begin RECORDS

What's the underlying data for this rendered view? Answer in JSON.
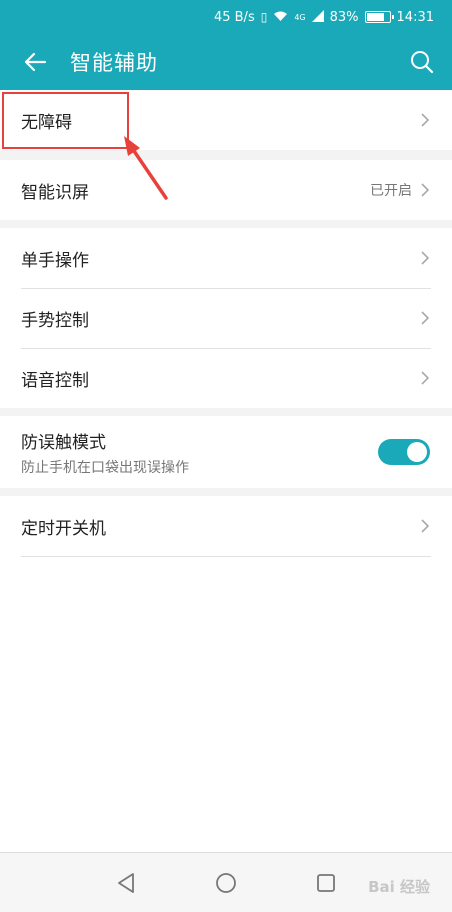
{
  "status": {
    "speed": "45 B/s",
    "network": "4G",
    "battery": "83%",
    "battery_level": 0.83,
    "time": "14:31"
  },
  "header": {
    "title": "智能辅助"
  },
  "groups": [
    {
      "items": [
        {
          "label": "无障碍"
        }
      ]
    },
    {
      "items": [
        {
          "label": "智能识屏",
          "value": "已开启"
        }
      ]
    },
    {
      "items": [
        {
          "label": "单手操作"
        },
        {
          "label": "手势控制"
        },
        {
          "label": "语音控制"
        }
      ]
    },
    {
      "items": [
        {
          "label": "防误触模式",
          "sub": "防止手机在口袋出现误操作",
          "toggle": true
        }
      ]
    },
    {
      "items": [
        {
          "label": "定时开关机"
        }
      ]
    }
  ],
  "annotation": {
    "color": "#e8413c"
  },
  "watermark": {
    "text": "Bai 经验"
  },
  "colors": {
    "accent": "#1aa9b8",
    "highlight": "#e8413c"
  }
}
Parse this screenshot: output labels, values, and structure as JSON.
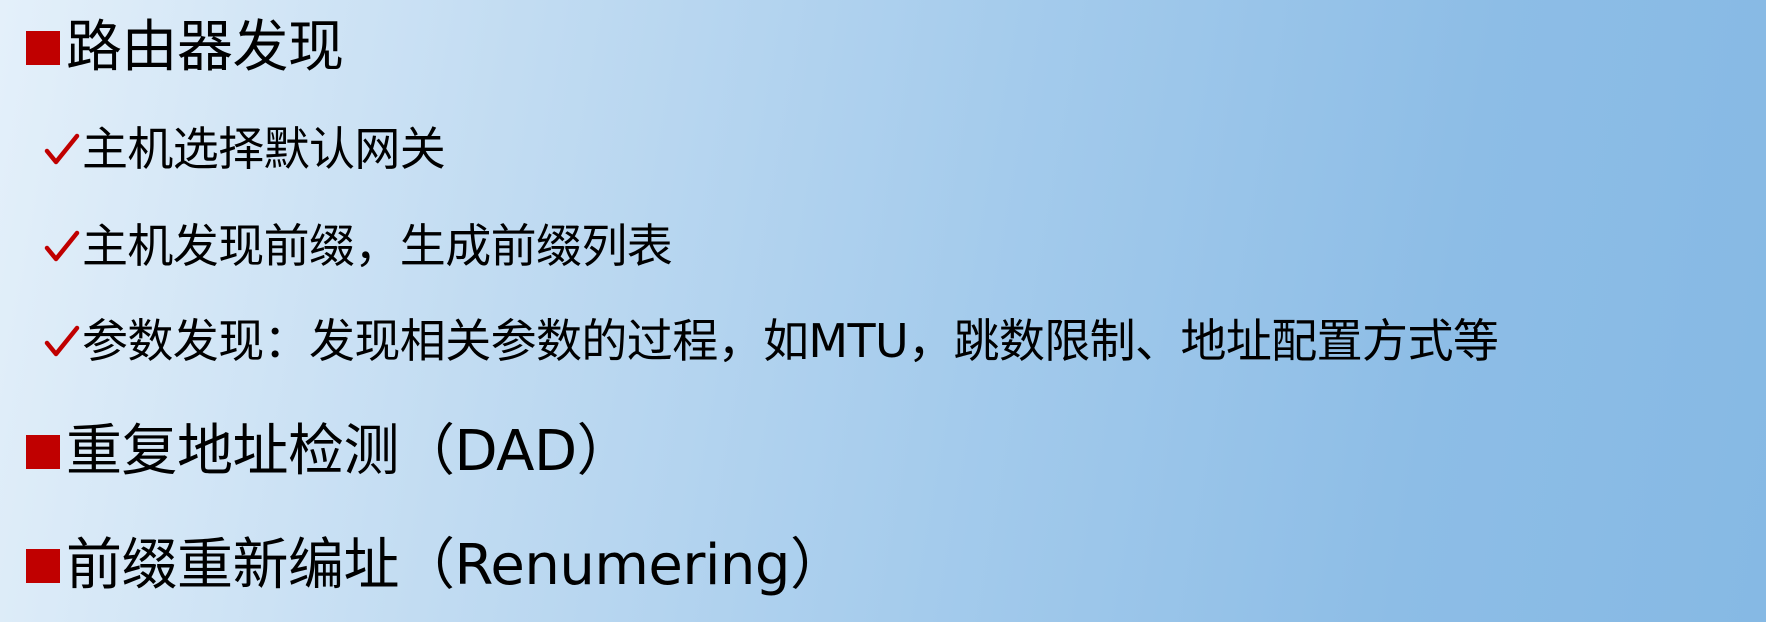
{
  "colors": {
    "bullet": "#c00000",
    "text": "#000000",
    "background_left": "#e4f0fa",
    "background_right": "#86b9e4"
  },
  "items": [
    {
      "level": 1,
      "icon": "square-bullet-icon",
      "text": "路由器发现"
    },
    {
      "level": 2,
      "icon": "checkmark-icon",
      "text": "主机选择默认网关"
    },
    {
      "level": 2,
      "icon": "checkmark-icon",
      "text": "主机发现前缀，生成前缀列表"
    },
    {
      "level": 2,
      "icon": "checkmark-icon",
      "text": "参数发现：发现相关参数的过程，如MTU，跳数限制、地址配置方式等"
    },
    {
      "level": 1,
      "icon": "square-bullet-icon",
      "text": "重复地址检测（DAD）"
    },
    {
      "level": 1,
      "icon": "square-bullet-icon",
      "text": "前缀重新编址（Renumering）"
    }
  ]
}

end RECORDS

> EXERCISE INSTRUCTIONS:
Your copy of the data above should match it exactly, except that pictures are left out.

> RESPONSE TO THIS EXERCISE:
What's the underlying data for this rendered view? Answer in JSON.
{
  "status": {
    "speed": "45 B/s",
    "network": "4G",
    "battery": "83%",
    "battery_level": 0.83,
    "time": "14:31"
  },
  "header": {
    "title": "智能辅助"
  },
  "groups": [
    {
      "items": [
        {
          "label": "无障碍"
        }
      ]
    },
    {
      "items": [
        {
          "label": "智能识屏",
          "value": "已开启"
        }
      ]
    },
    {
      "items": [
        {
          "label": "单手操作"
        },
        {
          "label": "手势控制"
        },
        {
          "label": "语音控制"
        }
      ]
    },
    {
      "items": [
        {
          "label": "防误触模式",
          "sub": "防止手机在口袋出现误操作",
          "toggle": true
        }
      ]
    },
    {
      "items": [
        {
          "label": "定时开关机"
        }
      ]
    }
  ],
  "annotation": {
    "color": "#e8413c"
  },
  "watermark": {
    "text": "Bai 经验"
  },
  "colors": {
    "accent": "#1aa9b8",
    "highlight": "#e8413c"
  }
}
Parse this screenshot: output labels, values, and structure as JSON.
{
  "colors": {
    "bullet": "#c00000",
    "text": "#000000",
    "background_left": "#e4f0fa",
    "background_right": "#86b9e4"
  },
  "items": [
    {
      "level": 1,
      "icon": "square-bullet-icon",
      "text": "路由器发现"
    },
    {
      "level": 2,
      "icon": "checkmark-icon",
      "text": "主机选择默认网关"
    },
    {
      "level": 2,
      "icon": "checkmark-icon",
      "text": "主机发现前缀，生成前缀列表"
    },
    {
      "level": 2,
      "icon": "checkmark-icon",
      "text": "参数发现：发现相关参数的过程，如MTU，跳数限制、地址配置方式等"
    },
    {
      "level": 1,
      "icon": "square-bullet-icon",
      "text": "重复地址检测（DAD）"
    },
    {
      "level": 1,
      "icon": "square-bullet-icon",
      "text": "前缀重新编址（Renumering）"
    }
  ]
}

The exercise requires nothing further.